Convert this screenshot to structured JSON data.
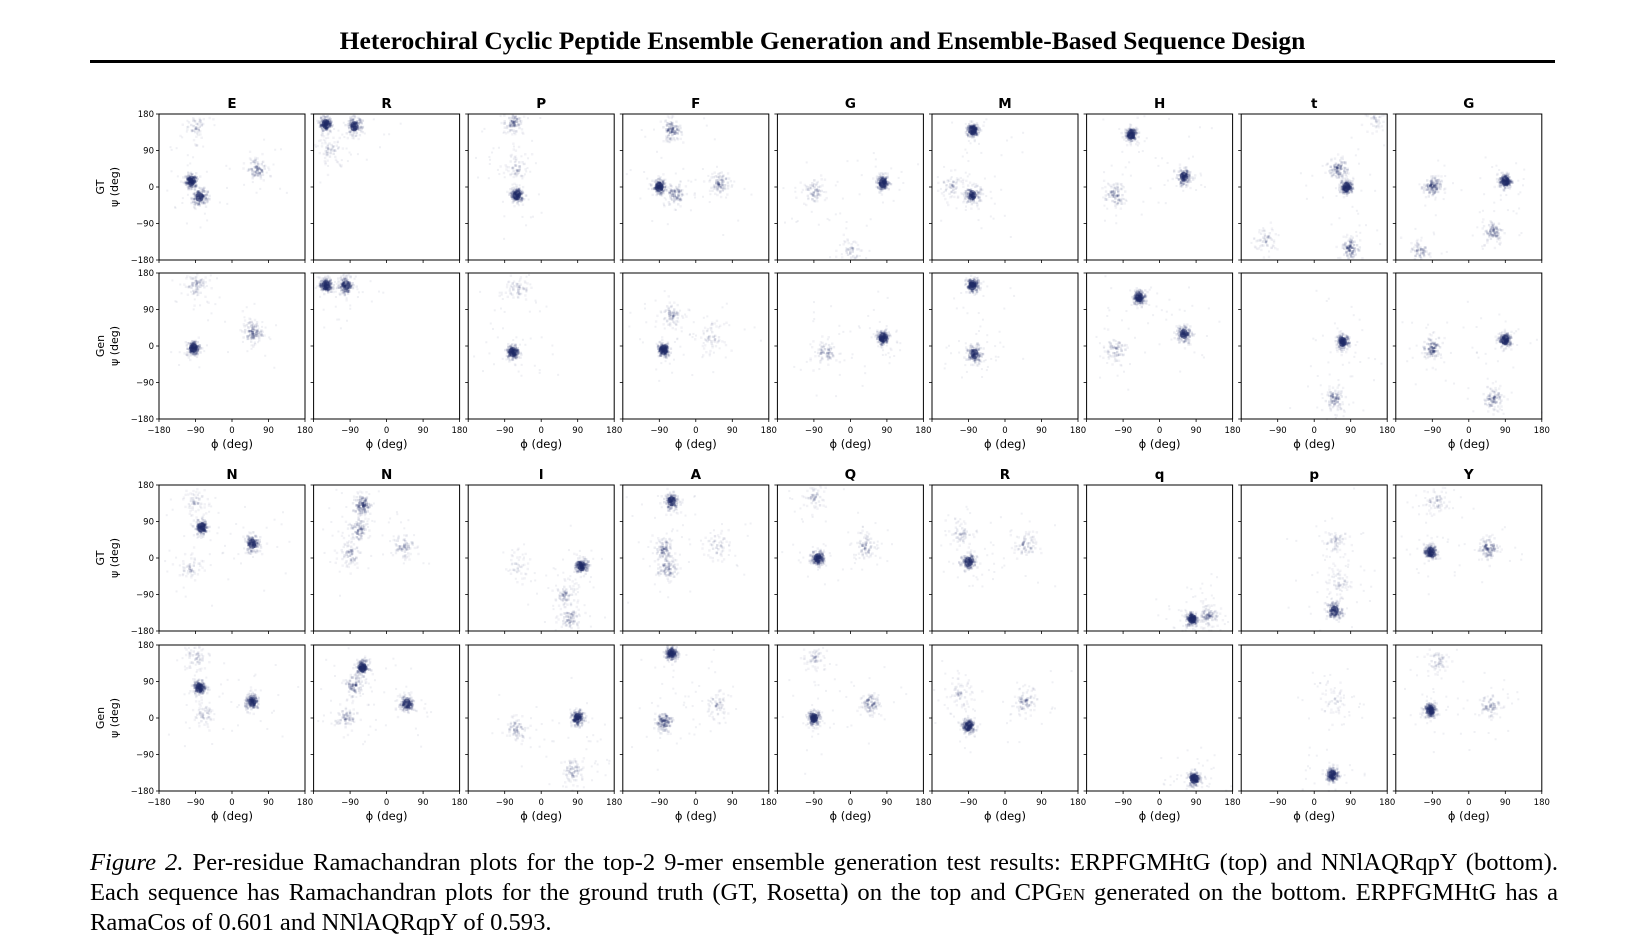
{
  "header": {
    "title": "Heterochiral Cyclic Peptide Ensemble Generation and Ensemble-Based Sequence Design"
  },
  "figure": {
    "caption": {
      "label": "Figure 2.",
      "text_part1": "Per-residue Ramachandran plots for the top-2 9-mer ensemble generation test results: ERPFGMHtG (top) and NNlAQRqpY (bottom). Each sequence has Ramachandran plots for the ground truth (GT, Rosetta) on the top and CP",
      "text_sc": "Gen",
      "text_part2": " generated on the bottom. ERPFGMHtG has a RamaCos of 0.601 and NNlAQRqpY of 0.593."
    }
  },
  "chart_data": {
    "type": "heatmap",
    "xlabel": "ϕ (deg)",
    "ylabel": "ψ (deg)",
    "xlim": [
      -180,
      180
    ],
    "ylim": [
      -180,
      180
    ],
    "xticks": [
      "−180",
      "−90",
      "0",
      "90",
      "180"
    ],
    "yticks": [
      "180",
      "90",
      "0",
      "−90",
      "−180"
    ],
    "color": "#1f2a66",
    "groups": [
      {
        "sequence": "ERPFGMHtG",
        "residues": [
          "E",
          "R",
          "P",
          "F",
          "G",
          "M",
          "H",
          "t",
          "G"
        ],
        "rows": [
          {
            "label": "GT",
            "clusters": [
              [
                [
                  -100,
                  15,
                  1.0
                ],
                [
                  -80,
                  -25,
                  0.8
                ],
                [
                  60,
                  45,
                  0.5
                ],
                [
                  -90,
                  150,
                  0.3
                ]
              ],
              [
                [
                  -150,
                  155,
                  1.0
                ],
                [
                  -80,
                  150,
                  0.8
                ],
                [
                  -140,
                  90,
                  0.3
                ]
              ],
              [
                [
                  -70,
                  160,
                  0.5
                ],
                [
                  -60,
                  50,
                  0.3
                ],
                [
                  -60,
                  -20,
                  1.0
                ]
              ],
              [
                [
                  -90,
                  0,
                  1.0
                ],
                [
                  -50,
                  -20,
                  0.5
                ],
                [
                  -60,
                  140,
                  0.6
                ],
                [
                  60,
                  10,
                  0.5
                ]
              ],
              [
                [
                  80,
                  10,
                  1.0
                ],
                [
                  -90,
                  -10,
                  0.4
                ],
                [
                  0,
                  -160,
                  0.3
                ]
              ],
              [
                [
                  -80,
                  140,
                  1.0
                ],
                [
                  -80,
                  -20,
                  0.8
                ],
                [
                  -130,
                  0,
                  0.3
                ]
              ],
              [
                [
                  -70,
                  130,
                  1.0
                ],
                [
                  60,
                  25,
                  0.8
                ],
                [
                  -110,
                  -20,
                  0.5
                ]
              ],
              [
                [
                  80,
                  0,
                  1.0
                ],
                [
                  60,
                  45,
                  0.6
                ],
                [
                  90,
                  -150,
                  0.6
                ],
                [
                  -120,
                  -130,
                  0.3
                ],
                [
                  150,
                  170,
                  0.3
                ]
              ],
              [
                [
                  -90,
                  0,
                  0.7
                ],
                [
                  90,
                  15,
                  1.0
                ],
                [
                  60,
                  -110,
                  0.5
                ],
                [
                  -120,
                  -160,
                  0.4
                ]
              ]
            ]
          },
          {
            "label": "Gen",
            "clusters": [
              [
                [
                  -95,
                  -5,
                  1.0
                ],
                [
                  50,
                  35,
                  0.6
                ],
                [
                  -90,
                  150,
                  0.4
                ]
              ],
              [
                [
                  -150,
                  150,
                  1.0
                ],
                [
                  -100,
                  150,
                  0.8
                ]
              ],
              [
                [
                  -70,
                  -15,
                  1.0
                ],
                [
                  -60,
                  140,
                  0.3
                ]
              ],
              [
                [
                  -80,
                  -10,
                  1.0
                ],
                [
                  -60,
                  80,
                  0.4
                ],
                [
                  40,
                  20,
                  0.3
                ]
              ],
              [
                [
                  80,
                  20,
                  1.0
                ],
                [
                  -60,
                  -15,
                  0.4
                ]
              ],
              [
                [
                  -80,
                  150,
                  1.0
                ],
                [
                  -75,
                  -20,
                  0.8
                ]
              ],
              [
                [
                  -50,
                  120,
                  1.0
                ],
                [
                  60,
                  30,
                  0.8
                ],
                [
                  -110,
                  -10,
                  0.4
                ]
              ],
              [
                [
                  70,
                  10,
                  1.0
                ],
                [
                  50,
                  -130,
                  0.5
                ]
              ],
              [
                [
                  -90,
                  -5,
                  0.6
                ],
                [
                  90,
                  15,
                  1.0
                ],
                [
                  60,
                  -130,
                  0.5
                ]
              ]
            ]
          }
        ]
      },
      {
        "sequence": "NNlAQRqpY",
        "residues": [
          "N",
          "N",
          "l",
          "A",
          "Q",
          "R",
          "q",
          "p",
          "Y"
        ],
        "rows": [
          {
            "label": "GT",
            "clusters": [
              [
                [
                  -75,
                  75,
                  0.9
                ],
                [
                  50,
                  35,
                  0.8
                ],
                [
                  -90,
                  140,
                  0.3
                ],
                [
                  -100,
                  -20,
                  0.3
                ]
              ],
              [
                [
                  -60,
                  130,
                  0.7
                ],
                [
                  -70,
                  70,
                  0.5
                ],
                [
                  -90,
                  10,
                  0.4
                ],
                [
                  40,
                  30,
                  0.4
                ]
              ],
              [
                [
                  100,
                  -20,
                  1.0
                ],
                [
                  60,
                  -90,
                  0.4
                ],
                [
                  70,
                  -150,
                  0.4
                ],
                [
                  -60,
                  -20,
                  0.2
                ]
              ],
              [
                [
                  -60,
                  140,
                  0.8
                ],
                [
                  -80,
                  20,
                  0.5
                ],
                [
                  -70,
                  -25,
                  0.5
                ],
                [
                  50,
                  30,
                  0.3
                ]
              ],
              [
                [
                  -80,
                  0,
                  1.0
                ],
                [
                  40,
                  30,
                  0.4
                ],
                [
                  -90,
                  150,
                  0.3
                ]
              ],
              [
                [
                  -90,
                  -10,
                  0.8
                ],
                [
                  50,
                  30,
                  0.4
                ],
                [
                  -110,
                  60,
                  0.3
                ]
              ],
              [
                [
                  80,
                  -150,
                  1.0
                ],
                [
                  120,
                  -140,
                  0.5
                ]
              ],
              [
                [
                  50,
                  -130,
                  0.8
                ],
                [
                  60,
                  -60,
                  0.3
                ],
                [
                  50,
                  40,
                  0.3
                ]
              ],
              [
                [
                  -95,
                  15,
                  1.0
                ],
                [
                  50,
                  25,
                  0.6
                ],
                [
                  -80,
                  140,
                  0.3
                ]
              ]
            ]
          },
          {
            "label": "Gen",
            "clusters": [
              [
                [
                  -80,
                  75,
                  1.0
                ],
                [
                  50,
                  40,
                  0.9
                ],
                [
                  -70,
                  5,
                  0.3
                ],
                [
                  -90,
                  150,
                  0.3
                ]
              ],
              [
                [
                  -60,
                  125,
                  1.0
                ],
                [
                  -80,
                  80,
                  0.5
                ],
                [
                  50,
                  35,
                  0.8
                ],
                [
                  -100,
                  0,
                  0.4
                ]
              ],
              [
                [
                  90,
                  0,
                  1.0
                ],
                [
                  -60,
                  -25,
                  0.4
                ],
                [
                  80,
                  -130,
                  0.4
                ]
              ],
              [
                [
                  -60,
                  160,
                  1.0
                ],
                [
                  -80,
                  -10,
                  0.7
                ],
                [
                  50,
                  30,
                  0.3
                ]
              ],
              [
                [
                  -90,
                  0,
                  1.0
                ],
                [
                  50,
                  35,
                  0.5
                ],
                [
                  -90,
                  150,
                  0.3
                ]
              ],
              [
                [
                  -90,
                  -20,
                  1.0
                ],
                [
                  50,
                  40,
                  0.4
                ],
                [
                  -110,
                  60,
                  0.3
                ]
              ],
              [
                [
                  85,
                  -150,
                  1.0
                ]
              ],
              [
                [
                  45,
                  -140,
                  1.0
                ],
                [
                  50,
                  40,
                  0.2
                ]
              ],
              [
                [
                  -95,
                  20,
                  1.0
                ],
                [
                  50,
                  30,
                  0.4
                ],
                [
                  -80,
                  140,
                  0.3
                ]
              ]
            ]
          }
        ]
      }
    ]
  }
}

# Your assignment
Report all lines of the data above that include the string "NNlAQRqpY".

# Task answer
      "text_part1": "Per-residue Ramachandran plots for the top-2 9-mer ensemble generation test results: ERPFGMHtG (top) and NNlAQRqpY (bottom). Each sequence has Ramachandran plots for the ground truth (GT, Rosetta) on the top and CP",
      "text_part2": " generated on the bottom. ERPFGMHtG has a RamaCos of 0.601 and NNlAQRqpY of 0.593."
        "sequence": "NNlAQRqpY",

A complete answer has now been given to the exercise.